Supplied passage
The rest of this paper is structured as follows: In Section 2 we provide background on different types of dialogue systems and scope the discussion to the more prevalent type we deal with in this paper. Then, in Section 2.2 we establish the importance of improving such dialogue systems based on post-deployment execution logs. In Section 3 we introduce our solution for automatically improving these systems by means of learning from logs, a solution which we provide implementation details for in Section 4. We evaluate our solution in Section 5 and sum up with a short discussion and conclusions in Section 6.

BACKGROUND: IMPROVING DIALOGUE SYSTEMS IN PRODUCTION

We give a brief overview on learning-based methodologies for improving and updating dialogue systems without manual annotation by an expert.

Terminology and Notation

Execution Graph Dialogue System (Figure 3B). We focus on the prevalent dialogue systems where the system is a directed "execution graph", in which each node edge represents a binary decision function (or condition) and an action. The decision function, based on the current state of the environment (conversation), results in a decision on whether to perform the action. If so, a change in the environment is observed as a result of the action, and the execution flow proceeds to the children of the node, in a pre-defined order. If the condition is not satisfied, the action is not performed, and the execution flow proceeds to the next sibling of the current node. The action to perform may be a communication with the user, or a concrete action to perform to help the user, and the observable result will be the user's response to the action.

Escalation Logs (Figure 1). The core supervision to drive learning in production is collected in escalation logs -logs of interactions where the deployed system assumed initial control of handling the case, and subsequently it failed to complete the goal of the interaction. This resulted in escalation of the case to a human agent, who properly handled the case to its conclusion. In this work, we propose a method to utilize the human agent's handling of the dialogue system's failure in order to improve the dialogue system.

Motivation

In this section we elaborate on the core motivation behind this work -namely, the answer to the question: Why is it valuable to develop a method of updating dialogue systems after their deployment? We give two central answers, detailed below.

Distribution Shift Over Time.

The main motivation is simple indeed, and uncontroversial: Even in the event where the initially manually designed dialogue system is perfect for its use case, as time goes by and new capabilities are required, we would like the system to be able to manifest them automatically. This motivation also shares common themes with the areas of lifelong machine learning [27] and never-ending learning [7].

As an example, consider the case of a technical customer support virtual agent -which attempts to help incoming users with technical issues and requests regarding a specific software product. The virtual agent, although properly designed at deployment time, must be continuously augmented with additional information to reflect updates in the software product, as these updates introduce new capabilities and issues.

Tasks and exercises
1/ From the passage on improving dialogue systems, extract the text between "Terminology and Notation" and "to the action.", inclusive.
2/ According to the passage on improving dialogue systems, which two research areas share common themes with the motivation of handling distribution shift over time?

Record excerpts
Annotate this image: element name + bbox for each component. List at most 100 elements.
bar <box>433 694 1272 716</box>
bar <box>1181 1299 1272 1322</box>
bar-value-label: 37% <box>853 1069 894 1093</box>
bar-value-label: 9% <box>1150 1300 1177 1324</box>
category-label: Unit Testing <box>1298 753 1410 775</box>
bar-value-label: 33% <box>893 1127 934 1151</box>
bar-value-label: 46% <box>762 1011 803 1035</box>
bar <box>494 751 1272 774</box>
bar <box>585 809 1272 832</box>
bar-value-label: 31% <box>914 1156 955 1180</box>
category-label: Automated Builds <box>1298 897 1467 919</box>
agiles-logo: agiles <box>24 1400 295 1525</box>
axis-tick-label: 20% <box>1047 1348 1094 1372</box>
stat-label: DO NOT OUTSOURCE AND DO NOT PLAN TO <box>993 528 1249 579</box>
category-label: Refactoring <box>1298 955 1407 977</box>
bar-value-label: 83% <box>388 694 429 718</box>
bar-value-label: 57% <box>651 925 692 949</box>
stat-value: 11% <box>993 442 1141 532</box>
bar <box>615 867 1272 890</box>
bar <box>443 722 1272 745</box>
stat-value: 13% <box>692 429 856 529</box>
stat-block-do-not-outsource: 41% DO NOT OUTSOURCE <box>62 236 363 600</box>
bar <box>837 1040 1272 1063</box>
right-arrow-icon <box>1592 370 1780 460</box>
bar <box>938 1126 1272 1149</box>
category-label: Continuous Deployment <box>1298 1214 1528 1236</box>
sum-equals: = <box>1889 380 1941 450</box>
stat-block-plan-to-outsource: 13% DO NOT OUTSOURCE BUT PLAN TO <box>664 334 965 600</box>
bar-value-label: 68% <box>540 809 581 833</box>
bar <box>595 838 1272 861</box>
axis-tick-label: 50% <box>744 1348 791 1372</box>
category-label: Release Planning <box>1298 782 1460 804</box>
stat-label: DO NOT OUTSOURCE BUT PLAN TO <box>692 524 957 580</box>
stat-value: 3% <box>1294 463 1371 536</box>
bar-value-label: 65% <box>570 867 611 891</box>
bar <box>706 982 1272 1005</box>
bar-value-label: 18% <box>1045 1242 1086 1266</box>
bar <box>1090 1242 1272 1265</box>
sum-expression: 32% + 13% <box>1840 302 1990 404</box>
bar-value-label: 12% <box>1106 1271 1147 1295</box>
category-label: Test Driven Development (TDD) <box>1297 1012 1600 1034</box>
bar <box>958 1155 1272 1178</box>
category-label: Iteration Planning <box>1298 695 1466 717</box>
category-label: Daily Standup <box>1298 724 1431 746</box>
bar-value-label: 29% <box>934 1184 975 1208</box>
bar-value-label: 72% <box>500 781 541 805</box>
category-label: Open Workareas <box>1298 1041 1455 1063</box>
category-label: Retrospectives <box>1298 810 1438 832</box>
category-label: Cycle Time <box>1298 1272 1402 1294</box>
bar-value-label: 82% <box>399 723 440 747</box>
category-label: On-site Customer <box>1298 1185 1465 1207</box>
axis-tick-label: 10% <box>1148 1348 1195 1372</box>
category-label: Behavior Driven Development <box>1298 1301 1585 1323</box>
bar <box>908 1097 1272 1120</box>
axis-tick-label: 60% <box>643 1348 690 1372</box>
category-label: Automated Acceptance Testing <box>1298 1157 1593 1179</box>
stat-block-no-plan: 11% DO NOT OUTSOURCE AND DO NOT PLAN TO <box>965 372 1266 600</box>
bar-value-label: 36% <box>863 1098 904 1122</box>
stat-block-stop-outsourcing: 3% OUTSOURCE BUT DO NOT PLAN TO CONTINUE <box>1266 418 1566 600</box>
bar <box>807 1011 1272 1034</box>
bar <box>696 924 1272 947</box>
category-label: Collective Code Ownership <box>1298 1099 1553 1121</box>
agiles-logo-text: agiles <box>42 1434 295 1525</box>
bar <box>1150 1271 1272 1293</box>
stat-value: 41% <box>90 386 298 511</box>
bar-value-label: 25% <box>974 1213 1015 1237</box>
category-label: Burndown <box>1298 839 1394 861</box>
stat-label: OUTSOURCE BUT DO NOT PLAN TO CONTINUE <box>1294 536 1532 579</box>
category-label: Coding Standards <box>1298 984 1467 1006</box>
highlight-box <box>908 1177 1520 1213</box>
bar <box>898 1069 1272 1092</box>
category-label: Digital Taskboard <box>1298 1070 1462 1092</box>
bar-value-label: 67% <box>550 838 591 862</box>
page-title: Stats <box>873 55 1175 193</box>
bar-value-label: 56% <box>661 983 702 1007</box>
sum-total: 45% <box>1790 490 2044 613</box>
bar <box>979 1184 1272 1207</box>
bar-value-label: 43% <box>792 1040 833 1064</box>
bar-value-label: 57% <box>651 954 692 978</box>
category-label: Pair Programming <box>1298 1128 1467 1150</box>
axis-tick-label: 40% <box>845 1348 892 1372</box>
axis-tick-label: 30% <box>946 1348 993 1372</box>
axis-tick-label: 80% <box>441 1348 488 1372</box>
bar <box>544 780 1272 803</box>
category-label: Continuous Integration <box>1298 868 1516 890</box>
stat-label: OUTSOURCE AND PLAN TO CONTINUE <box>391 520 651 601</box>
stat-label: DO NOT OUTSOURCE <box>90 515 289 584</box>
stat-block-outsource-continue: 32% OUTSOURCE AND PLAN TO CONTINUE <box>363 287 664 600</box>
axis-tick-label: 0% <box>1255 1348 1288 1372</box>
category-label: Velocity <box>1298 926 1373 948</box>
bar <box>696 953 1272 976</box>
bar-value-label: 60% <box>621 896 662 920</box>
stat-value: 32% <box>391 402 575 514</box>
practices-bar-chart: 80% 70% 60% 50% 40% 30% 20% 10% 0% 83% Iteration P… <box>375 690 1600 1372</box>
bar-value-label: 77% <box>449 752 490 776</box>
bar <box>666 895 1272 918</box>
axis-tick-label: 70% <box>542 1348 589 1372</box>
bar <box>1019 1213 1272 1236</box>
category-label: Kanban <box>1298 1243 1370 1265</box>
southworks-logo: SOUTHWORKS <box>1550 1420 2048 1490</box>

Responses to the exercise
1/
Terminology and Notation

Execution Graph Dialogue System (Figure 3B). We focus on the prevalent dialogue systems where the system is a directed "execution graph", in which each node edge represents a binary decision function (or condition) and an action. The decision function, based on the current state of the environment (conversation), results in a decision on whether to perform the action. If so, a change in the environment is observed as a result of the action, and the execution flow proceeds to the children of the node, in a pre-defined order. If the condition is not satisfied, the action is not performed, and the execution flow proceeds to the next sibling of the current node. The action to perform may be a communication with the user, or a concrete action to perform to help the user, and the observable result will be the user's response to the action.

2/ Lifelong machine learning and never-ending learning.